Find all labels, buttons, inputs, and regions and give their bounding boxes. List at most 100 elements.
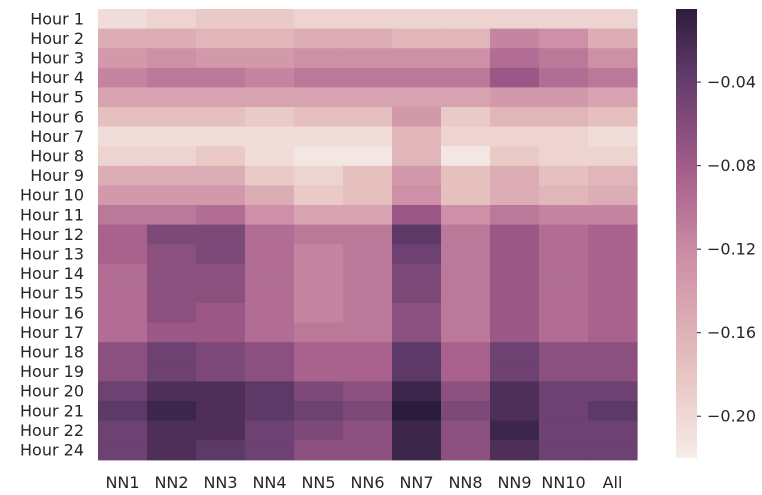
heatmap-cell xyxy=(294,28,344,49)
heatmap-cell xyxy=(294,107,344,128)
heatmap-cell xyxy=(490,48,540,69)
row-label: Hour 9 xyxy=(30,166,84,185)
heatmap-cell xyxy=(539,87,589,108)
heatmap-cell xyxy=(343,87,393,108)
heatmap-cell xyxy=(294,342,344,363)
heatmap-cell xyxy=(490,185,540,206)
heatmap-cell xyxy=(196,9,246,30)
heatmap-cell xyxy=(98,185,148,206)
row-label: Hour 1 xyxy=(30,9,84,28)
heatmap-cell xyxy=(147,361,197,382)
colorbar-tick-label: −0.04 xyxy=(707,73,756,92)
heatmap-cell xyxy=(98,283,148,304)
heatmap-cell xyxy=(147,107,197,128)
row-label: Hour 8 xyxy=(30,147,84,166)
column-label: NN4 xyxy=(252,473,286,492)
col-labels: NN1 NN2 NN3 NN4 NN5 NN6 NN7 NN8 NN9 NN10 All xyxy=(105,473,622,492)
heatmap-cell xyxy=(147,9,197,30)
row-label: Hour 4 xyxy=(30,68,84,87)
heatmap-cell xyxy=(441,67,491,88)
colorbar-tick-label: −0.08 xyxy=(707,156,756,175)
row-label: Hour 19 xyxy=(20,362,84,381)
heatmap-cell xyxy=(441,322,491,343)
heatmap-cell xyxy=(147,48,197,69)
heatmap-cell xyxy=(588,67,638,88)
heatmap-cell xyxy=(245,361,295,382)
heatmap-cell xyxy=(343,48,393,69)
heatmap-cell xyxy=(392,185,442,206)
heatmap-cell xyxy=(490,263,540,284)
row-label: Hour 2 xyxy=(30,29,84,48)
heatmap-cell xyxy=(392,107,442,128)
heatmap-cell xyxy=(294,48,344,69)
heatmap-cell xyxy=(196,244,246,265)
heatmap-cell xyxy=(392,205,442,226)
heatmap-cell xyxy=(441,87,491,108)
heatmap-cell xyxy=(196,28,246,49)
heatmap-cell xyxy=(490,126,540,147)
heatmap-cell xyxy=(245,205,295,226)
row-label: Hour 5 xyxy=(30,88,84,107)
heatmap-cell xyxy=(539,283,589,304)
heatmap-cell xyxy=(294,263,344,284)
heatmap-cell xyxy=(343,322,393,343)
heatmap-cell xyxy=(392,303,442,324)
heatmap-cell xyxy=(343,126,393,147)
heatmap-cells xyxy=(98,9,638,461)
heatmap-cell xyxy=(539,67,589,88)
heatmap-cell xyxy=(196,361,246,382)
heatmap-cell xyxy=(392,146,442,167)
row-label: Hour 7 xyxy=(30,127,84,146)
heatmap-cell xyxy=(196,401,246,422)
heatmap-cell xyxy=(343,107,393,128)
heatmap-cell xyxy=(245,342,295,363)
heatmap-cell xyxy=(147,185,197,206)
heatmap-cell xyxy=(490,107,540,128)
heatmap-cell xyxy=(490,420,540,441)
heatmap-cell xyxy=(343,185,393,206)
heatmap-cell xyxy=(490,440,540,461)
heatmap-cell xyxy=(441,165,491,186)
heatmap-cell xyxy=(588,126,638,147)
heatmap-cell xyxy=(343,165,393,186)
colorbar-tick-label: −0.12 xyxy=(707,240,756,259)
heatmap-cell xyxy=(245,165,295,186)
heatmap-cell xyxy=(147,224,197,245)
heatmap-cell xyxy=(98,401,148,422)
row-label: Hour 20 xyxy=(20,382,84,401)
heatmap-cell xyxy=(147,303,197,324)
heatmap-cell xyxy=(196,87,246,108)
heatmap-cell xyxy=(147,205,197,226)
colorbar-tick-label: −0.16 xyxy=(707,323,756,342)
heatmap-cell xyxy=(392,67,442,88)
row-label: Hour 3 xyxy=(30,49,84,68)
heatmap-cell xyxy=(147,67,197,88)
heatmap-cell xyxy=(245,440,295,461)
heatmap-cell xyxy=(588,9,638,30)
heatmap-cell xyxy=(588,401,638,422)
heatmap-cell xyxy=(98,381,148,402)
heatmap-cell xyxy=(588,283,638,304)
heatmap-cell xyxy=(490,205,540,226)
heatmap-cell xyxy=(392,165,442,186)
heatmap-cell xyxy=(98,9,148,30)
heatmap-cell xyxy=(343,224,393,245)
heatmap-cell xyxy=(539,48,589,69)
heatmap-cell xyxy=(294,67,344,88)
row-label: Hour 12 xyxy=(20,225,84,244)
heatmap-cell xyxy=(294,244,344,265)
column-label: NN10 xyxy=(541,473,585,492)
heatmap-cell xyxy=(343,205,393,226)
heatmap-cell xyxy=(539,303,589,324)
heatmap-cell xyxy=(98,28,148,49)
heatmap-cell xyxy=(196,48,246,69)
heatmap-cell xyxy=(147,244,197,265)
heatmap-cell xyxy=(196,146,246,167)
heatmap-cell xyxy=(98,87,148,108)
heatmap-cell xyxy=(245,28,295,49)
heatmap-cell xyxy=(147,342,197,363)
heatmap-cell xyxy=(98,48,148,69)
heatmap-cell xyxy=(392,126,442,147)
column-label: NN3 xyxy=(203,473,237,492)
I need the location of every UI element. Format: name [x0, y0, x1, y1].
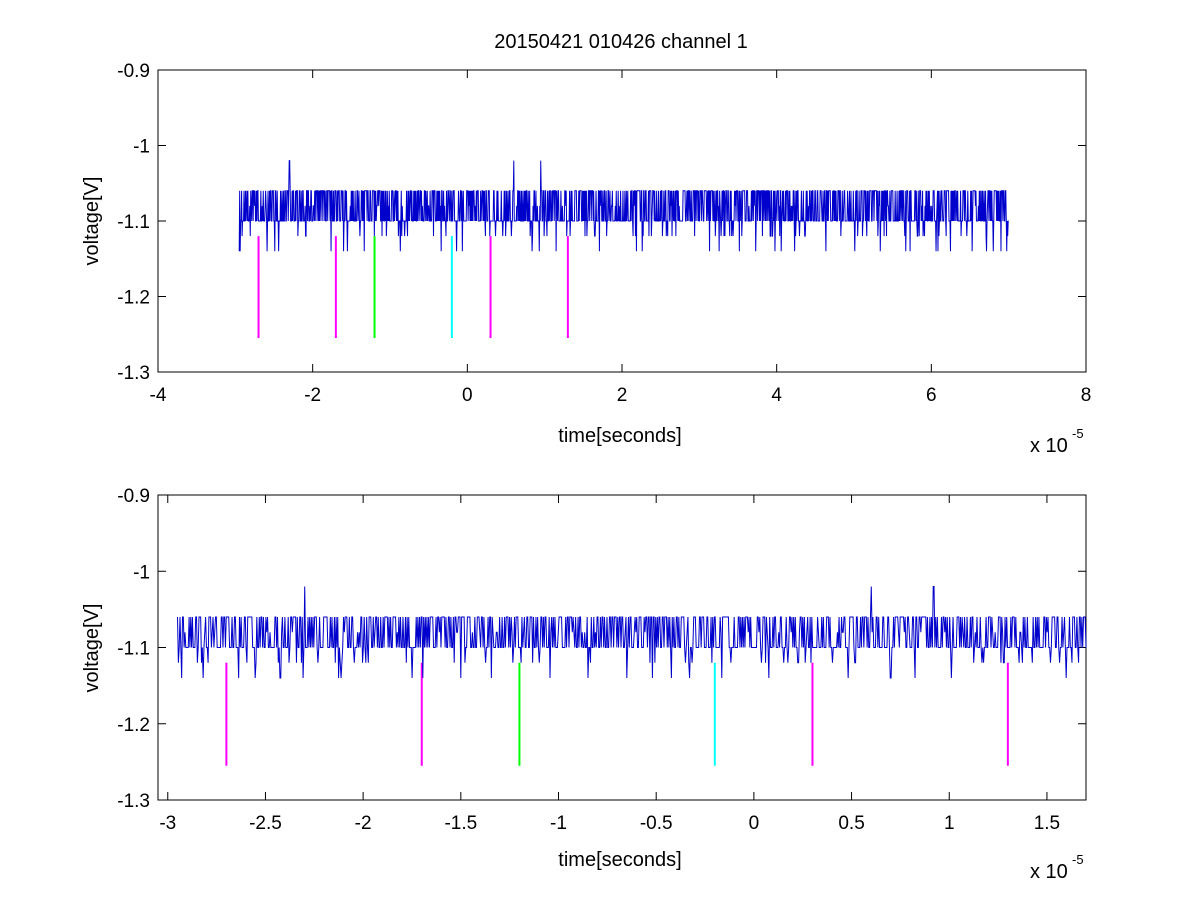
voltage-trace — [177, 586, 1087, 679]
x-tick-label: -2 — [355, 813, 372, 834]
x-axis-label: time[seconds] — [558, 849, 681, 871]
voltage-trace — [238, 160, 1009, 252]
x-ticks: -4 -2 0 2 4 6 8 — [150, 70, 1092, 406]
x-tick-label: 0 — [462, 385, 473, 406]
y-axis-label: voltage[V] — [81, 604, 103, 693]
y-ticks: -1.3 -1.2 -1.1 -1 -0.9 — [117, 61, 1086, 384]
y-tick-label: -1.1 — [117, 212, 150, 233]
event-markers — [257, 236, 569, 339]
y-tick-label: -1 — [133, 137, 150, 158]
x-exponent-base: x 10 — [1030, 435, 1068, 457]
x-tick-label: -0.5 — [640, 813, 673, 834]
x-exponent-base: x 10 — [1030, 861, 1068, 883]
y-tick-label: -1.1 — [117, 639, 150, 660]
chart-title: 20150421 010426 channel 1 — [494, 31, 748, 53]
event-markers — [225, 662, 1009, 766]
x-tick-label: 1.5 — [1034, 813, 1060, 834]
x-tick-label: -2.5 — [249, 813, 282, 834]
y-tick-label: -1 — [133, 562, 150, 583]
x-tick-label: -1 — [550, 813, 567, 834]
x-tick-label: 4 — [771, 385, 782, 406]
x-tick-label: 1 — [944, 813, 955, 834]
y-axis-label: voltage[V] — [81, 177, 103, 266]
y-tick-label: -1.3 — [117, 363, 150, 384]
x-tick-label: -1.5 — [444, 813, 477, 834]
y-tick-label: -1.3 — [117, 791, 150, 812]
x-tick-label: 8 — [1081, 385, 1092, 406]
x-tick-label: 0.5 — [838, 813, 864, 834]
x-tick-label: -2 — [304, 385, 321, 406]
y-tick-label: -1.2 — [117, 288, 150, 309]
x-tick-label: 0 — [749, 813, 760, 834]
x-ticks: -3 -2.5 -2 -1.5 -1 -0.5 0 0.5 1 1.5 — [159, 495, 1060, 834]
bottom-subplot: -3 -2.5 -2 -1.5 -1 -0.5 0 0.5 1 1.5 -1.3-1.2-1.1-… — [81, 486, 1087, 883]
y-ticks: -1.3 -1.2 -1.1 -1 -0.9 — [117, 486, 1086, 812]
x-exponent-power: -5 — [1072, 426, 1084, 441]
x-tick-label: 6 — [926, 385, 937, 406]
y-tick-label: -1.2 — [117, 715, 150, 736]
x-tick-label: -4 — [150, 385, 167, 406]
top-subplot: 20150421 010426 channel 1 -4 -2 0 2 4 6 8 -1.3… — [81, 31, 1091, 457]
x-tick-label: -3 — [159, 813, 176, 834]
y-tick-label: -0.9 — [117, 486, 150, 507]
x-tick-label: 2 — [617, 385, 628, 406]
x-exponent-power: -5 — [1072, 852, 1084, 867]
y-tick-label: -0.9 — [117, 61, 150, 82]
x-axis-label: time[seconds] — [558, 425, 681, 447]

● DIRECTION:
Copy the stretch of the data from the line containing "heatmap-cell xyxy=(294,28,344,49)" through the line containing "row-label: Hour 8 xyxy=(30,147,84,166)", swapping "Hour" for "Hr" and changing nothing else.

● ANSWER TO THE EXERCISE:
heatmap-cell xyxy=(294,28,344,49)
heatmap-cell xyxy=(294,107,344,128)
heatmap-cell xyxy=(490,48,540,69)
row-label: Hr 9 xyxy=(30,166,84,185)
heatmap-cell xyxy=(539,87,589,108)
heatmap-cell xyxy=(343,87,393,108)
heatmap-cell xyxy=(294,342,344,363)
heatmap-cell xyxy=(490,185,540,206)
heatmap-cell xyxy=(196,9,246,30)
heatmap-cell xyxy=(98,185,148,206)
row-label: Hr 1 xyxy=(30,9,84,28)
heatmap-cell xyxy=(147,361,197,382)
colorbar-tick-label: −0.04 xyxy=(707,73,756,92)
heatmap-cell xyxy=(98,283,148,304)
heatmap-cell xyxy=(147,107,197,128)
row-label: Hr 8 xyxy=(30,147,84,166)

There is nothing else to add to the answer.